(Dataset items)
---*---

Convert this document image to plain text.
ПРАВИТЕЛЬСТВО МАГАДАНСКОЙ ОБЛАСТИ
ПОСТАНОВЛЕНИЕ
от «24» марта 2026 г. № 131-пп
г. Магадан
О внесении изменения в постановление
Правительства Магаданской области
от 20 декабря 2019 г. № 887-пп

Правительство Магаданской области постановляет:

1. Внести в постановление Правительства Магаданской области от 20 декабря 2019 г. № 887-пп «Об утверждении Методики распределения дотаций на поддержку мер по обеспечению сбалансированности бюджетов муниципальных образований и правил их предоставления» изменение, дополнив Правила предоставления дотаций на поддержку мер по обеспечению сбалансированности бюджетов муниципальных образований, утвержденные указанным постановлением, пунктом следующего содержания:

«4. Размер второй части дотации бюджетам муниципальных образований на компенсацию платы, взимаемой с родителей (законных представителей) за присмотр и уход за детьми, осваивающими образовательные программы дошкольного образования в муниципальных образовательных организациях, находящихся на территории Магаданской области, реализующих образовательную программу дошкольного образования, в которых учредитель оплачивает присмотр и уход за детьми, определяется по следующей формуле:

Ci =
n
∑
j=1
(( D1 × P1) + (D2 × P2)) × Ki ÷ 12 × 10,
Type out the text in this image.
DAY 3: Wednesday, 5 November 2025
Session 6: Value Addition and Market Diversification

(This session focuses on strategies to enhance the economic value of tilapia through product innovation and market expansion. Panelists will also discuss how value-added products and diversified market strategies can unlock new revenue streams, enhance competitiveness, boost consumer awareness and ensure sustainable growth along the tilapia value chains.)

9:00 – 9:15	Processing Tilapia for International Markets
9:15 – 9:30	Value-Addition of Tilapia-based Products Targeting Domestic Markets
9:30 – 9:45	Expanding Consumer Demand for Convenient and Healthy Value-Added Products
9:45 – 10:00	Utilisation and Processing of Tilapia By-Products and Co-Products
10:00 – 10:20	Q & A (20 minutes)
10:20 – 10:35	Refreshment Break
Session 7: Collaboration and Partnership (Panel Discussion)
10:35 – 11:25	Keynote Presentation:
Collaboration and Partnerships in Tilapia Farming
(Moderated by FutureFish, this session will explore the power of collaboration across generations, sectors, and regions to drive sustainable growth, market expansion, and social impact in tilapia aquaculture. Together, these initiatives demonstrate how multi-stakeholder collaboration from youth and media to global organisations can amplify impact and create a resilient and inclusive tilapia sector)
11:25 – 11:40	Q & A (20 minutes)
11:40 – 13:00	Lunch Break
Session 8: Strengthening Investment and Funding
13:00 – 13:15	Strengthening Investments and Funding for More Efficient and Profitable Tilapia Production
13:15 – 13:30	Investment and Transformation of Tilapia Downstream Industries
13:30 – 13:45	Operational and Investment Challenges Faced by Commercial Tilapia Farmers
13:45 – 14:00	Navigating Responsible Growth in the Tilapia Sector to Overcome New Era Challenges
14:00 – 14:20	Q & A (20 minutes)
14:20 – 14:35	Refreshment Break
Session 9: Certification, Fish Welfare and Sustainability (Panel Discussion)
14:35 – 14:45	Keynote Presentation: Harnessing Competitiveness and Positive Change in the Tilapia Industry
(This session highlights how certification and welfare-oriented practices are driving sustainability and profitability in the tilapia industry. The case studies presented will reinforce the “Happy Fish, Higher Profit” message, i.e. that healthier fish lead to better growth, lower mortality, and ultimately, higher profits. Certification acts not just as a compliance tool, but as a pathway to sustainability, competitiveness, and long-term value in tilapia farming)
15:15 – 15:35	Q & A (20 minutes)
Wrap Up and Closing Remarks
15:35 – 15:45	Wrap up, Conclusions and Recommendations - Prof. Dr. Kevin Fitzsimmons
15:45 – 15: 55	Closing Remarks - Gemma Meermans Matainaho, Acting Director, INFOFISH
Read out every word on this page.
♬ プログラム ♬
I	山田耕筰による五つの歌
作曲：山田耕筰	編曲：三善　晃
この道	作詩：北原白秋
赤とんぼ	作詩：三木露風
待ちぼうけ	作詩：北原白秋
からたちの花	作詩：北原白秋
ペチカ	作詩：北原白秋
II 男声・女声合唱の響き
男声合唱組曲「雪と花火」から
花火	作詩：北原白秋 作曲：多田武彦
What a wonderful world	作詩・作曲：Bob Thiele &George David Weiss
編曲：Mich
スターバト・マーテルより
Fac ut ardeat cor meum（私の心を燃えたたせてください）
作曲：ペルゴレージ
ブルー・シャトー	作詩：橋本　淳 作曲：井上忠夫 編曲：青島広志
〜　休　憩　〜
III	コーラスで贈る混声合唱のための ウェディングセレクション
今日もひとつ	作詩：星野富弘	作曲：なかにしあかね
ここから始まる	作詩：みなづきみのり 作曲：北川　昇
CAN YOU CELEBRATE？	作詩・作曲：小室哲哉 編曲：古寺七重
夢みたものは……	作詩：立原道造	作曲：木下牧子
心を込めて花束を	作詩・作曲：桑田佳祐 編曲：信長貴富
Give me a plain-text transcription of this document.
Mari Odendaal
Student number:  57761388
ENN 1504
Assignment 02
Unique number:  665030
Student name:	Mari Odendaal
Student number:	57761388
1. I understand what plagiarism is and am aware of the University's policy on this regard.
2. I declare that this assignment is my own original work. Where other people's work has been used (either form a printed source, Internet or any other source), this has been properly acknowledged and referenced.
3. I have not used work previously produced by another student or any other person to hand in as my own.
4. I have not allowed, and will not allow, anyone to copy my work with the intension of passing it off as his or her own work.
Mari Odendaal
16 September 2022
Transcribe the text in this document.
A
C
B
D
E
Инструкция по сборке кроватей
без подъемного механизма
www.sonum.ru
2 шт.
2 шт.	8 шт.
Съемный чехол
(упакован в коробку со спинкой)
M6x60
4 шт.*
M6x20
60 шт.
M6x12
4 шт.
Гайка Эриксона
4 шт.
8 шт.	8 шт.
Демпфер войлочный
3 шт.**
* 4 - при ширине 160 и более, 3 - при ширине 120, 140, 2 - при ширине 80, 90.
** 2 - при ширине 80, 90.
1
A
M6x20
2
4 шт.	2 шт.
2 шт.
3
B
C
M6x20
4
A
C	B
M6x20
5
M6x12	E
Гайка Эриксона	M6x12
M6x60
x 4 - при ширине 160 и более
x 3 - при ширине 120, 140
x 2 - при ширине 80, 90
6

---*---

- Problem statement -
Could you transcribe the records in full, exactly?

- Solution to this task -
Convert this document image to plain text.
ПРАВИТЕЛЬСТВО МАГАДАНСКОЙ ОБЛАСТИ
ПОСТАНОВЛЕНИЕ
от «24» марта 2026 г. № 131-пп
г. Магадан
О внесении изменения в постановление
Правительства Магаданской области
от 20 декабря 2019 г. № 887-пп

Правительство Магаданской области постановляет:

1. Внести в постановление Правительства Магаданской области от 20 декабря 2019 г. № 887-пп «Об утверждении Методики распределения дотаций на поддержку мер по обеспечению сбалансированности бюджетов муниципальных образований и правил их предоставления» изменение, дополнив Правила предоставления дотаций на поддержку мер по обеспечению сбалансированности бюджетов муниципальных образований, утвержденные указанным постановлением, пунктом следующего содержания:

«4. Размер второй части дотации бюджетам муниципальных образований на компенсацию платы, взимаемой с родителей (законных представителей) за присмотр и уход за детьми, осваивающими образовательные программы дошкольного образования в муниципальных образовательных организациях, находящихся на территории Магаданской области, реализующих образовательную программу дошкольного образования, в которых учредитель оплачивает присмотр и уход за детьми, определяется по следующей формуле:

Ci =
n
∑
j=1
(( D1 × P1) + (D2 × P2)) × Ki ÷ 12 × 10,
Type out the text in this image.
DAY 3: Wednesday, 5 November 2025
Session 6: Value Addition and Market Diversification

(This session focuses on strategies to enhance the economic value of tilapia through product innovation and market expansion. Panelists will also discuss how value-added products and diversified market strategies can unlock new revenue streams, enhance competitiveness, boost consumer awareness and ensure sustainable growth along the tilapia value chains.)

9:00 – 9:15	Processing Tilapia for International Markets
9:15 – 9:30	Value-Addition of Tilapia-based Products Targeting Domestic Markets
9:30 – 9:45	Expanding Consumer Demand for Convenient and Healthy Value-Added Products
9:45 – 10:00	Utilisation and Processing of Tilapia By-Products and Co-Products
10:00 – 10:20	Q & A (20 minutes)
10:20 – 10:35	Refreshment Break
Session 7: Collaboration and Partnership (Panel Discussion)
10:35 – 11:25	Keynote Presentation:
Collaboration and Partnerships in Tilapia Farming
(Moderated by FutureFish, this session will explore the power of collaboration across generations, sectors, and regions to drive sustainable growth, market expansion, and social impact in tilapia aquaculture. Together, these initiatives demonstrate how multi-stakeholder collaboration from youth and media to global organisations can amplify impact and create a resilient and inclusive tilapia sector)
11:25 – 11:40	Q & A (20 minutes)
11:40 – 13:00	Lunch Break
Session 8: Strengthening Investment and Funding
13:00 – 13:15	Strengthening Investments and Funding for More Efficient and Profitable Tilapia Production
13:15 – 13:30	Investment and Transformation of Tilapia Downstream Industries
13:30 – 13:45	Operational and Investment Challenges Faced by Commercial Tilapia Farmers
13:45 – 14:00	Navigating Responsible Growth in the Tilapia Sector to Overcome New Era Challenges
14:00 – 14:20	Q & A (20 minutes)
14:20 – 14:35	Refreshment Break
Session 9: Certification, Fish Welfare and Sustainability (Panel Discussion)
14:35 – 14:45	Keynote Presentation: Harnessing Competitiveness and Positive Change in the Tilapia Industry
(This session highlights how certification and welfare-oriented practices are driving sustainability and profitability in the tilapia industry. The case studies presented will reinforce the “Happy Fish, Higher Profit” message, i.e. that healthier fish lead to better growth, lower mortality, and ultimately, higher profits. Certification acts not just as a compliance tool, but as a pathway to sustainability, competitiveness, and long-term value in tilapia farming)
15:15 – 15:35	Q & A (20 minutes)
Wrap Up and Closing Remarks
15:35 – 15:45	Wrap up, Conclusions and Recommendations - Prof. Dr. Kevin Fitzsimmons
15:45 – 15: 55	Closing Remarks - Gemma Meermans Matainaho, Acting Director, INFOFISH
Read out every word on this page.
♬ プログラム ♬
I	山田耕筰による五つの歌
作曲：山田耕筰	編曲：三善　晃
この道	作詩：北原白秋
赤とんぼ	作詩：三木露風
待ちぼうけ	作詩：北原白秋
からたちの花	作詩：北原白秋
ペチカ	作詩：北原白秋
II 男声・女声合唱の響き
男声合唱組曲「雪と花火」から
花火	作詩：北原白秋 作曲：多田武彦
What a wonderful world	作詩・作曲：Bob Thiele &George David Weiss
編曲：Mich
スターバト・マーテルより
Fac ut ardeat cor meum（私の心を燃えたたせてください）
作曲：ペルゴレージ
ブルー・シャトー	作詩：橋本　淳 作曲：井上忠夫 編曲：青島広志
〜　休　憩　〜
III	コーラスで贈る混声合唱のための ウェディングセレクション
今日もひとつ	作詩：星野富弘	作曲：なかにしあかね
ここから始まる	作詩：みなづきみのり 作曲：北川　昇
CAN YOU CELEBRATE？	作詩・作曲：小室哲哉 編曲：古寺七重
夢みたものは……	作詩：立原道造	作曲：木下牧子
心を込めて花束を	作詩・作曲：桑田佳祐 編曲：信長貴富
Give me a plain-text transcription of this document.
Mari Odendaal
Student number:  57761388
ENN 1504
Assignment 02
Unique number:  665030
Student name:	Mari Odendaal
Student number:	57761388
1. I understand what plagiarism is and am aware of the University's policy on this regard.
2. I declare that this assignment is my own original work. Where other people's work has been used (either form a printed source, Internet or any other source), this has been properly acknowledged and referenced.
3. I have not used work previously produced by another student or any other person to hand in as my own.
4. I have not allowed, and will not allow, anyone to copy my work with the intension of passing it off as his or her own work.
Mari Odendaal
16 September 2022
Transcribe the text in this document.
A
C
B
D
E
Инструкция по сборке кроватей
без подъемного механизма
www.sonum.ru
2 шт.
2 шт.	8 шт.
Съемный чехол
(упакован в коробку со спинкой)
M6x60
4 шт.*
M6x20
60 шт.
M6x12
4 шт.
Гайка Эриксона
4 шт.
8 шт.	8 шт.
Демпфер войлочный
3 шт.**
* 4 - при ширине 160 и более, 3 - при ширине 120, 140, 2 - при ширине 80, 90.
** 2 - при ширине 80, 90.
1
A
M6x20
2
4 шт.	2 шт.
2 шт.
3
B
C
M6x20
4
A
C	B
M6x20
5
M6x12	E
Гайка Эриксона	M6x12
M6x60
x 4 - при ширине 160 и более
x 3 - при ширине 120, 140
x 2 - при ширине 80, 90
6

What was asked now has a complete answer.